Stored data:

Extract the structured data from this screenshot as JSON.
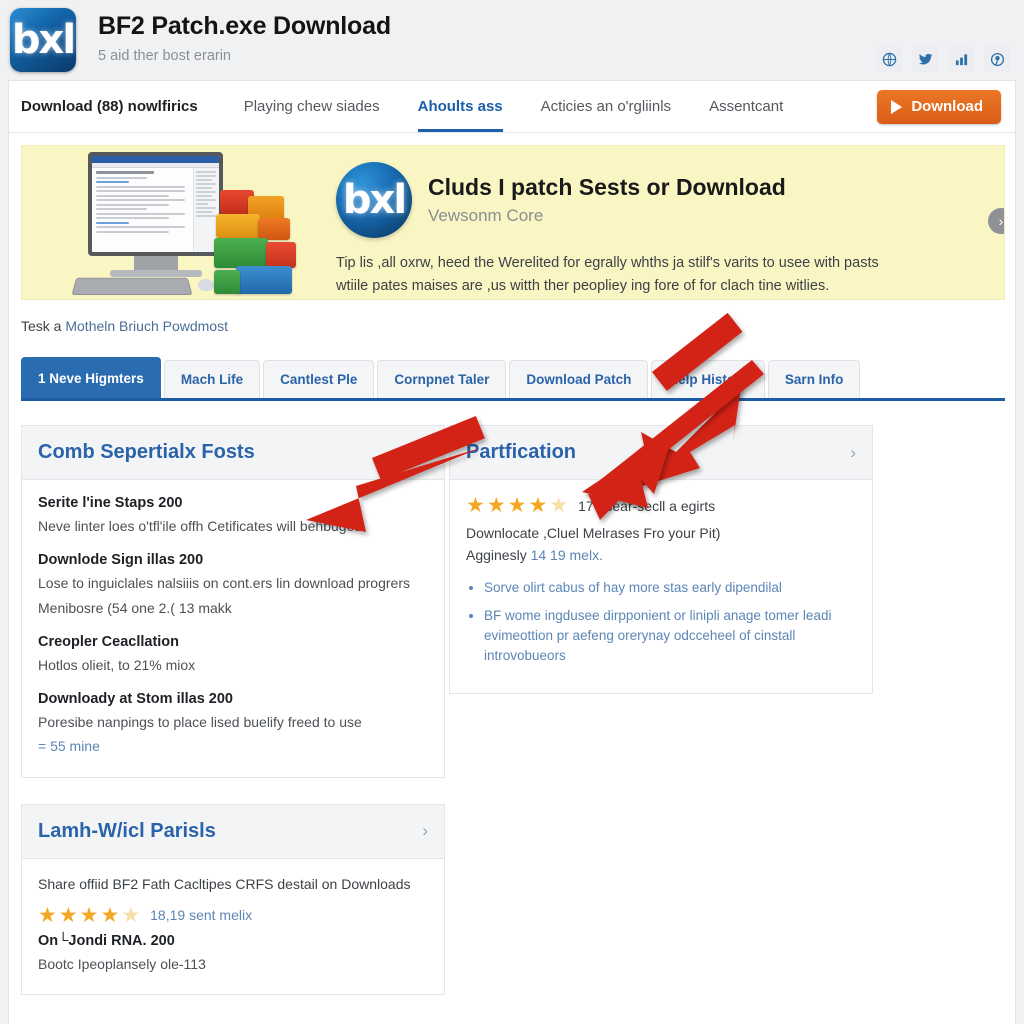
{
  "header": {
    "logo_glyph": "bxl",
    "title": "BF2 Patch.exe Download",
    "subtitle": "5 aid ther bost erarin",
    "social": [
      {
        "name": "globe-icon",
        "label": "@"
      },
      {
        "name": "twitter-icon",
        "label": "t"
      },
      {
        "name": "chart-icon",
        "label": "chart"
      },
      {
        "name": "pin-icon",
        "label": "pin"
      }
    ]
  },
  "top_nav": {
    "links": [
      {
        "label": "Download (88) nowlfirics",
        "state": "first"
      },
      {
        "label": "Playing chew siades",
        "state": "normal"
      },
      {
        "label": "Ahoults ass",
        "state": "active"
      },
      {
        "label": "Acticies an o'rgliinls",
        "state": "normal"
      },
      {
        "label": "Assentcant",
        "state": "normal"
      }
    ],
    "download_button": "Download"
  },
  "banner": {
    "logo_glyph": "bxl",
    "title": "Cluds I patch Sests or Download",
    "subtitle": "Vewsonm Core",
    "body_line1": "Tip lis ,all oxrw, heed the Werelited for egrally whths ja stilf's varits to usee with pasts",
    "body_line2": "wtiile pates maises are ,us witth ther peopliey ing fore of for clach tine witlies.",
    "next_arrow": "›"
  },
  "breadcrumb": {
    "prefix": "Tesk a ",
    "link": "Motheln Briuch Powdmost"
  },
  "tabs": [
    {
      "label": "1 Neve Higmters",
      "active": true
    },
    {
      "label": "Mach Life",
      "active": false
    },
    {
      "label": "Cantlest Ple",
      "active": false
    },
    {
      "label": "Cornpnet Taler",
      "active": false
    },
    {
      "label": "Download Patch",
      "active": false
    },
    {
      "label": "Help History",
      "active": false
    },
    {
      "label": "Sarn Info",
      "active": false
    }
  ],
  "panels": {
    "left_top": {
      "title": "Comb Sepertialx Fosts",
      "chevron": "›",
      "items": [
        {
          "title": "Serite l'ine Staps 200",
          "desc": "Neve linter loes o'tfl'ile offh Cetificates will behbuges",
          "meta": ""
        },
        {
          "title": "Downlode Sign illas 200",
          "desc": "Lose to inguiclales nalsiiis on cont.ers lin download progrers",
          "meta": "Menibosre (54 one 2.( 13 makk"
        },
        {
          "title": "Creopler Ceacllation",
          "desc": "Hotlos olieit, to 21% miox",
          "meta": ""
        },
        {
          "title": "Downloady at Stom illas 200",
          "desc": "Poresibe nanpings to place lised buelify freed to use",
          "meta": "= 55 mine"
        }
      ]
    },
    "right_top": {
      "title": "Partfication",
      "chevron": "›",
      "rating": {
        "stars_filled": 4,
        "stars_total": 5,
        "count_label": "176 sear-secll a egirts"
      },
      "line1": "Downlocate ,Cluel Melrases Fro your Pit)",
      "line2_prefix": "Agginesly ",
      "line2_link": "14 19 melx.",
      "bullets": [
        "Sorve olirt cabus of hay more stas early dipendilal",
        "BF wome ingdusee dirpponient or linipli anage tomer leadi evimeottion pr aefeng orerynay odcceheel of cinstall introvobueors"
      ]
    },
    "left_bottom": {
      "title": "Lamh-W/icl Parisls",
      "chevron": "›",
      "share_text": "Share offiid BF2 Fath Cacltipes CRFS destail on Downloads",
      "rating": {
        "stars_filled": 4,
        "stars_total": 5,
        "count_label": "18,19 sent melix"
      },
      "item_title": "On└Jondi RNA. 200",
      "item_desc": "Bootc Ipeoplansely ole-113"
    }
  },
  "colors": {
    "accent_blue": "#2a6cb0",
    "link_blue": "#5b86b5",
    "download_orange": "#d95d16",
    "banner_yellow": "#faf6c4",
    "star_gold": "#f5a623",
    "annotation_red": "#d32215"
  }
}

[Directions]: Pull out all lines containing "subtitle".

[Task output]:
    "subtitle": "5 aid ther bost erarin",
    "subtitle": "Vewsonm Core",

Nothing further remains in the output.